▶ [REQUIREMENT] Each record below is to be reproduced without any change.

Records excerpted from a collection
■ ■ ■ ■ ■ ■ ■
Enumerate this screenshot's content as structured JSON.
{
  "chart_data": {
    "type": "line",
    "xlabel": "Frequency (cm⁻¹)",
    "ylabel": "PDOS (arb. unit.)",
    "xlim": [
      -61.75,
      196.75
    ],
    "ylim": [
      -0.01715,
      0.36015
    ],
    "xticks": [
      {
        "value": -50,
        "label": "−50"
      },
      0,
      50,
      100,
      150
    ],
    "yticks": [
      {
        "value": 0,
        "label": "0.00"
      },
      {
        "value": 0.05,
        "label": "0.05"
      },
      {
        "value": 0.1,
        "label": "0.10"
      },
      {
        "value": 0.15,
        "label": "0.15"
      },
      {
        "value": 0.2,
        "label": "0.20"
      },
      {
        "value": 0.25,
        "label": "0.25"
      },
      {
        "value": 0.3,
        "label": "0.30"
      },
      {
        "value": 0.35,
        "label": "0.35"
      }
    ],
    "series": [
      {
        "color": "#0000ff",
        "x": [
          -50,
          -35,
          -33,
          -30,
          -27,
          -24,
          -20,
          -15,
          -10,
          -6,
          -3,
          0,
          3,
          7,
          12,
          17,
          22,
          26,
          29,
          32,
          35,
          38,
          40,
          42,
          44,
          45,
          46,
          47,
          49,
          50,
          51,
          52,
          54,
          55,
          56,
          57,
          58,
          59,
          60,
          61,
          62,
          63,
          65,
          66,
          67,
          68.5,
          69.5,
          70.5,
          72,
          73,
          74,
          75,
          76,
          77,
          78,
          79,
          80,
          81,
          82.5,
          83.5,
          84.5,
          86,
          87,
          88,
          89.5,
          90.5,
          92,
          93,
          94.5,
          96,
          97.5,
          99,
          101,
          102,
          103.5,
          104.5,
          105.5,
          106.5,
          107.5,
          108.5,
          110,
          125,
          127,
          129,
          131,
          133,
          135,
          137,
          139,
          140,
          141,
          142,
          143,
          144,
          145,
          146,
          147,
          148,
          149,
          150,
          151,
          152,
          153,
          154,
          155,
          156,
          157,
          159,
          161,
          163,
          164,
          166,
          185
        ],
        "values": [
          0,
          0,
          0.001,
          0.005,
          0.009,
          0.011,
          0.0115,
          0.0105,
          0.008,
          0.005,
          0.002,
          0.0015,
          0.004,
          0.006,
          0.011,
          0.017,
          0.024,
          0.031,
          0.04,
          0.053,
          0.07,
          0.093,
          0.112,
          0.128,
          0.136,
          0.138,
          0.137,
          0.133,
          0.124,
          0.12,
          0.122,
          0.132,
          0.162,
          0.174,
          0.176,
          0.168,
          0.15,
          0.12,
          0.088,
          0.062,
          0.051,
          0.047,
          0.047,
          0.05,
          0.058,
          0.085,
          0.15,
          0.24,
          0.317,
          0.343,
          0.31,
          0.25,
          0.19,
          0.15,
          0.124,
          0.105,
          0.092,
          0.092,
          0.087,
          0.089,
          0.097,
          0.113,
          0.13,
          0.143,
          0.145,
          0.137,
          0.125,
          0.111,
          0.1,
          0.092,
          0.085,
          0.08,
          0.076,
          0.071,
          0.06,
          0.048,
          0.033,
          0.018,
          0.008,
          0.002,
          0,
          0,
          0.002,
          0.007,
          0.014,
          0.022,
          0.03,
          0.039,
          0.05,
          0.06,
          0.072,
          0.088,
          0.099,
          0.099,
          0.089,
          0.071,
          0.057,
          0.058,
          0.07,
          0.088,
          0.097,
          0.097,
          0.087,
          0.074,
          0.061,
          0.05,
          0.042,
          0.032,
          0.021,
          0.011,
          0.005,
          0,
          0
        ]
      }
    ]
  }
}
■ ■ ■ ■ ■ ■ ■
▶ [WRITTEN REPLY]
Enumerate this screenshot's content as structured JSON.
{
  "chart_data": {
    "type": "line",
    "xlabel": "Frequency (cm⁻¹)",
    "ylabel": "PDOS (arb. unit.)",
    "xlim": [
      -61.75,
      196.75
    ],
    "ylim": [
      -0.01715,
      0.36015
    ],
    "xticks": [
      {
        "value": -50,
        "label": "−50"
      },
      0,
      50,
      100,
      150
    ],
    "yticks": [
      {
        "value": 0,
        "label": "0.00"
      },
      {
        "value": 0.05,
        "label": "0.05"
      },
      {
        "value": 0.1,
        "label": "0.10"
      },
      {
        "value": 0.15,
        "label": "0.15"
      },
      {
        "value": 0.2,
        "label": "0.20"
      },
      {
        "value": 0.25,
        "label": "0.25"
      },
      {
        "value": 0.3,
        "label": "0.30"
      },
      {
        "value": 0.35,
        "label": "0.35"
      }
    ],
    "series": [
      {
        "color": "#0000ff",
        "x": [
          -50,
          -35,
          -33,
          -30,
          -27,
          -24,
          -20,
          -15,
          -10,
          -6,
          -3,
          0,
          3,
          7,
          12,
          17,
          22,
          26,
          29,
          32,
          35,
          38,
          40,
          42,
          44,
          45,
          46,
          47,
          49,
          50,
          51,
          52,
          54,
          55,
          56,
          57,
          58,
          59,
          60,
          61,
          62,
          63,
          65,
          66,
          67,
          68.5,
          69.5,
          70.5,
          72,
          73,
          74,
          75,
          76,
          77,
          78,
          79,
          80,
          81,
          82.5,
          83.5,
          84.5,
          86,
          87,
          88,
          89.5,
          90.5,
          92,
          93,
          94.5,
          96,
          97.5,
          99,
          101,
          102,
          103.5,
          104.5,
          105.5,
          106.5,
          107.5,
          108.5,
          110,
          125,
          127,
          129,
          131,
          133,
          135,
          137,
          139,
          140,
          141,
          142,
          143,
          144,
          145,
          146,
          147,
          148,
          149,
          150,
          151,
          152,
          153,
          154,
          155,
          156,
          157,
          159,
          161,
          163,
          164,
          166,
          185
        ],
        "values": [
          0,
          0,
          0.001,
          0.005,
          0.009,
          0.011,
          0.0115,
          0.0105,
          0.008,
          0.005,
          0.002,
          0.0015,
          0.004,
          0.006,
          0.011,
          0.017,
          0.024,
          0.031,
          0.04,
          0.053,
          0.07,
          0.093,
          0.112,
          0.128,
          0.136,
          0.138,
          0.137,
          0.133,
          0.124,
          0.12,
          0.122,
          0.132,
          0.162,
          0.174,
          0.176,
          0.168,
          0.15,
          0.12,
          0.088,
          0.062,
          0.051,
          0.047,
          0.047,
          0.05,
          0.058,
          0.085,
          0.15,
          0.24,
          0.317,
          0.343,
          0.31,
          0.25,
          0.19,
          0.15,
          0.124,
          0.105,
          0.092,
          0.092,
          0.087,
          0.089,
          0.097,
          0.113,
          0.13,
          0.143,
          0.145,
          0.137,
          0.125,
          0.111,
          0.1,
          0.092,
          0.085,
          0.08,
          0.076,
          0.071,
          0.06,
          0.048,
          0.033,
          0.018,
          0.008,
          0.002,
          0,
          0,
          0.002,
          0.007,
          0.014,
          0.022,
          0.03,
          0.039,
          0.05,
          0.06,
          0.072,
          0.088,
          0.099,
          0.099,
          0.089,
          0.071,
          0.057,
          0.058,
          0.07,
          0.088,
          0.097,
          0.097,
          0.087,
          0.074,
          0.061,
          0.05,
          0.042,
          0.032,
          0.021,
          0.011,
          0.005,
          0,
          0
        ]
      }
    ]
  }
}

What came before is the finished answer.